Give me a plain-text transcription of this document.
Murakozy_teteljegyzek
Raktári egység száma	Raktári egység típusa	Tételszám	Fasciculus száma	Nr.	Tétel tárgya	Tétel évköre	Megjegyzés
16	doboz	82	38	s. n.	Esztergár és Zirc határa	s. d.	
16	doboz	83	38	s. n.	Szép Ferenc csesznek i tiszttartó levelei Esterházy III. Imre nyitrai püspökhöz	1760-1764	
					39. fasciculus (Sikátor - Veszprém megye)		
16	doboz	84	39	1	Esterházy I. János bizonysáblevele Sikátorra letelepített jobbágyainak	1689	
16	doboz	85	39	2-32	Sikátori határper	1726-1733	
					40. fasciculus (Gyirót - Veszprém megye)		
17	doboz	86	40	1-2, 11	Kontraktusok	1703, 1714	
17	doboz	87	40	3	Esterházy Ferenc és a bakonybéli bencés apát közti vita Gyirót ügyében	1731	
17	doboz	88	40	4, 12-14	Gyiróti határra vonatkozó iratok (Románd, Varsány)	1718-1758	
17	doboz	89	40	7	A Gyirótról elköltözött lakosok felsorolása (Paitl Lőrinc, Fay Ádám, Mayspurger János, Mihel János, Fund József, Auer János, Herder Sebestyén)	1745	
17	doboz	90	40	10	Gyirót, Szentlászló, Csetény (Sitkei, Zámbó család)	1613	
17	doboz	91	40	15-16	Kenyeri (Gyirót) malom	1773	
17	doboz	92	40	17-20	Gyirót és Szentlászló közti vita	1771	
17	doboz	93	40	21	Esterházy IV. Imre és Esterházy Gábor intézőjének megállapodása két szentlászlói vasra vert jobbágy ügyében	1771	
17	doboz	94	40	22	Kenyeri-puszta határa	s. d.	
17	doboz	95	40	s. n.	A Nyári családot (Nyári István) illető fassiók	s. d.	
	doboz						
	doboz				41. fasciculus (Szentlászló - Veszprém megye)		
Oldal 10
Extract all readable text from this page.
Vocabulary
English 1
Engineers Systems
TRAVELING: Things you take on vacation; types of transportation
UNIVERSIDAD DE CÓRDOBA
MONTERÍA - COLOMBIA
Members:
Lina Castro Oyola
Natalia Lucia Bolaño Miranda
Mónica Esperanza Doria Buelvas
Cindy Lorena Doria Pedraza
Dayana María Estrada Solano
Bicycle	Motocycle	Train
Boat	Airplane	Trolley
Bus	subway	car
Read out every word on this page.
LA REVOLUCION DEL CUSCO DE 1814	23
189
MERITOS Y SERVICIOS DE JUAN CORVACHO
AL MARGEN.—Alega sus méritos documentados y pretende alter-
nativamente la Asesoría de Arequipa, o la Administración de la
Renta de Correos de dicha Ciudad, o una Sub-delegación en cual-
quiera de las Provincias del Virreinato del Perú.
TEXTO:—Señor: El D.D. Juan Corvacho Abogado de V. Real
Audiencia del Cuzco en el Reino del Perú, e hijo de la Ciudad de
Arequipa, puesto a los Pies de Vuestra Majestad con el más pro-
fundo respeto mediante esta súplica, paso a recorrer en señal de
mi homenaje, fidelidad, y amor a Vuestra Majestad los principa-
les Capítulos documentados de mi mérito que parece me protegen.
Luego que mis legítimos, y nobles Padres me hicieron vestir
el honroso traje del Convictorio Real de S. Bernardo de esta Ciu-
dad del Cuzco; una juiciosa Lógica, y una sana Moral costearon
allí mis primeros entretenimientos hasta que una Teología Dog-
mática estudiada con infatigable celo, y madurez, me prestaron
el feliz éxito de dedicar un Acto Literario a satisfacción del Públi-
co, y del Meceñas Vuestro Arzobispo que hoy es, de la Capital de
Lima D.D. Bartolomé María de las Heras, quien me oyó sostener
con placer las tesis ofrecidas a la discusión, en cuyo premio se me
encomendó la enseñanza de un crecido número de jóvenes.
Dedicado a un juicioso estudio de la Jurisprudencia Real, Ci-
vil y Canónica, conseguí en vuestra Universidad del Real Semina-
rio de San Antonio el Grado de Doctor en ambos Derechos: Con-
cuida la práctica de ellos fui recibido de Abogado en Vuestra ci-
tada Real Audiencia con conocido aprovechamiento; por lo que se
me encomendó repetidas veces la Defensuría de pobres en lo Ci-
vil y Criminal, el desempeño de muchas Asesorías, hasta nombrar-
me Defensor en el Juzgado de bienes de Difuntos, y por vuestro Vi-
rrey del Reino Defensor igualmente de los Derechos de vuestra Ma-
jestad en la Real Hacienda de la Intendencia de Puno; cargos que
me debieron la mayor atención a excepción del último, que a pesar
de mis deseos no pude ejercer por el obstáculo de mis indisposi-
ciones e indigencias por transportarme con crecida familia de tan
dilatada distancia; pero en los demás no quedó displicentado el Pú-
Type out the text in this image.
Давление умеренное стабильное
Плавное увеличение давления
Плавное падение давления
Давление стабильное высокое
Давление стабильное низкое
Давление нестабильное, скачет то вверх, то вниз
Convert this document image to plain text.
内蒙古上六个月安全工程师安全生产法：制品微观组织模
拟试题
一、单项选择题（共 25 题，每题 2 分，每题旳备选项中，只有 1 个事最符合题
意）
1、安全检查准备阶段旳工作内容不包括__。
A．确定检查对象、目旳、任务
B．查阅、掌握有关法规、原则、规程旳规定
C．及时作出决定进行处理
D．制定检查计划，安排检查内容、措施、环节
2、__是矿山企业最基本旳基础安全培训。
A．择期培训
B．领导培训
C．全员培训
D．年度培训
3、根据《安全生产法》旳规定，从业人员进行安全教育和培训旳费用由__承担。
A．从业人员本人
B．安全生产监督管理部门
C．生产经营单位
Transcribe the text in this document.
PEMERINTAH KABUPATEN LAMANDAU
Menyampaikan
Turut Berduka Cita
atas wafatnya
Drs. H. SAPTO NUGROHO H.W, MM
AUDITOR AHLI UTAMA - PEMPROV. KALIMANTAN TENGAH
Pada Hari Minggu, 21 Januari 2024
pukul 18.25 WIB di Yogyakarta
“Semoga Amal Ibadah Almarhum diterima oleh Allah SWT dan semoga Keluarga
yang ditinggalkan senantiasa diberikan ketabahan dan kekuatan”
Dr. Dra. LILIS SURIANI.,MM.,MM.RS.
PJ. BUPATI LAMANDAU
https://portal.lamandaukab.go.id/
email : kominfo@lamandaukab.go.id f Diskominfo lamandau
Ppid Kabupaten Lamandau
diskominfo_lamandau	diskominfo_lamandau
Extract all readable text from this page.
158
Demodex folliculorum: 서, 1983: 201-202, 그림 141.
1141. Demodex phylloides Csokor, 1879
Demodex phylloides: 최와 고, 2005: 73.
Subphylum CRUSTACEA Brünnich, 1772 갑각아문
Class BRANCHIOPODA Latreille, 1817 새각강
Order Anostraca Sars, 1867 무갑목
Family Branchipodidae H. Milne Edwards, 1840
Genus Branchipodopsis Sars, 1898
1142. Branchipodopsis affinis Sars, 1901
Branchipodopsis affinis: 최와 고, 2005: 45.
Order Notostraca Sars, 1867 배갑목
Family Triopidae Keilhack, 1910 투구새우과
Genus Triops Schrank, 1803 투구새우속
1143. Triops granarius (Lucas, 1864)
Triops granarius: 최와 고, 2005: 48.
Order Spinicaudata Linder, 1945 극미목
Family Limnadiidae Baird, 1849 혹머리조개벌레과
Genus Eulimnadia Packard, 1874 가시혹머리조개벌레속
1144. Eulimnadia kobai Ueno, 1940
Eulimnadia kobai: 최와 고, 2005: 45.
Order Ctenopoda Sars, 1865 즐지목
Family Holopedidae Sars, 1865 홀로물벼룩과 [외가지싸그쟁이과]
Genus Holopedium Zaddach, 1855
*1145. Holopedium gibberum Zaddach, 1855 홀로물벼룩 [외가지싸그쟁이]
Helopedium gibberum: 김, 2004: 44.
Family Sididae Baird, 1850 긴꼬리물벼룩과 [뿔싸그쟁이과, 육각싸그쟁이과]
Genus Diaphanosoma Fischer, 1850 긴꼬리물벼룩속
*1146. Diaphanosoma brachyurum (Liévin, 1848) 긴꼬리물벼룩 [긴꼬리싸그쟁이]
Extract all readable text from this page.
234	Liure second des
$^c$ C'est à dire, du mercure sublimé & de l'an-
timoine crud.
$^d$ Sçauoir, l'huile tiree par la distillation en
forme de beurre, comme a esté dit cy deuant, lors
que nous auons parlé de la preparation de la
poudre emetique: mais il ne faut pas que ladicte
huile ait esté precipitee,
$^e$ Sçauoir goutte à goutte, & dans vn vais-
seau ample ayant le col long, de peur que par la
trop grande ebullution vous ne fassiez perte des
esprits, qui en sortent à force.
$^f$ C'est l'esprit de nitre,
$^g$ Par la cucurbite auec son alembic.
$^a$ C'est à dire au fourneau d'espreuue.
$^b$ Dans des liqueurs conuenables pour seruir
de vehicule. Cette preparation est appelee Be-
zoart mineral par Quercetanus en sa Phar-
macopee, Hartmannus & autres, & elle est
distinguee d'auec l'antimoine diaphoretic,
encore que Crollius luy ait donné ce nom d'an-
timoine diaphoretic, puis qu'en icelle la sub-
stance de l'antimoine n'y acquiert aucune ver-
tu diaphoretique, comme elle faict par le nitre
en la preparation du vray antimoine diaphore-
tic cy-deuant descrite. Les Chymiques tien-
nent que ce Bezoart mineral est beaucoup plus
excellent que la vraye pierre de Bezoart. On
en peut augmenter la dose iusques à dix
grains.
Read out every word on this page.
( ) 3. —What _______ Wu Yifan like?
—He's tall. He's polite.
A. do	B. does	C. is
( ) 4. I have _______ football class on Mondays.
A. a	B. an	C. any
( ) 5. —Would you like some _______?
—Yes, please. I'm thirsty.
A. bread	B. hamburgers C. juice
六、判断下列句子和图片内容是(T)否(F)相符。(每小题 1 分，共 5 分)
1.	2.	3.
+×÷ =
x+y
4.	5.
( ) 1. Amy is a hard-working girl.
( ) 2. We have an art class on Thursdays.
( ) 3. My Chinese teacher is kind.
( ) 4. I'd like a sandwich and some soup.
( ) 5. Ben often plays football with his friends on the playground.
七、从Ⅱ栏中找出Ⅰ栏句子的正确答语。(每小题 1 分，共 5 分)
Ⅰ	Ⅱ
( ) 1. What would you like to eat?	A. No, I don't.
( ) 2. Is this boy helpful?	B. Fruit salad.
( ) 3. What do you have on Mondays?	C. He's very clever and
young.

> _Task brief_:
Copy and report every line where the word "dire" is present.

> _Task output_:
$^c$ C'est à dire, du mercure sublimé & de l'an-
$^a$ C'est à dire au fourneau d'espreuue.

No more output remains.